What is being asked: Output the entries verbatim, including every line.

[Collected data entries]
------------------------------------

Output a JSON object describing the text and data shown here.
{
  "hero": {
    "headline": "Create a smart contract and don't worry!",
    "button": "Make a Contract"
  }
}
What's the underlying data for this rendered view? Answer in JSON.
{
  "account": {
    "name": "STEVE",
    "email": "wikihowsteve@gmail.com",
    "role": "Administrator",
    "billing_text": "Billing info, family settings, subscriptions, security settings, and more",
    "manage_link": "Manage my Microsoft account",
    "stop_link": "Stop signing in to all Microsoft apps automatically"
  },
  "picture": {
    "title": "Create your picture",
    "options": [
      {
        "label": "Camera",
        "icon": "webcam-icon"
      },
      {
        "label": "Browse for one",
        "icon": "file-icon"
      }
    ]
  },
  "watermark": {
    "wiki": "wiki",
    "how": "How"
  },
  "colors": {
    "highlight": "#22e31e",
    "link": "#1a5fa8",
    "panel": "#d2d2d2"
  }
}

------------------------------------

Response to the task:
Output a JSON object describing the text and data shown here.
{
  "hero": {
    "headline": "Create a smart contract and don't worry!",
    "button": "Make a Contract"
  }
}
What's the underlying data for this rendered view? Answer in JSON.
{
  "account": {
    "name": "STEVE",
    "email": "wikihowsteve@gmail.com",
    "role": "Administrator",
    "billing_text": "Billing info, family settings, subscriptions, security settings, and more",
    "manage_link": "Manage my Microsoft account",
    "stop_link": "Stop signing in to all Microsoft apps automatically"
  },
  "picture": {
    "title": "Create your picture",
    "options": [
      {
        "label": "Camera",
        "icon": "webcam-icon"
      },
      {
        "label": "Browse for one",
        "icon": "file-icon"
      }
    ]
  },
  "watermark": {
    "wiki": "wiki",
    "how": "How"
  },
  "colors": {
    "highlight": "#22e31e",
    "link": "#1a5fa8",
    "panel": "#d2d2d2"
  }
}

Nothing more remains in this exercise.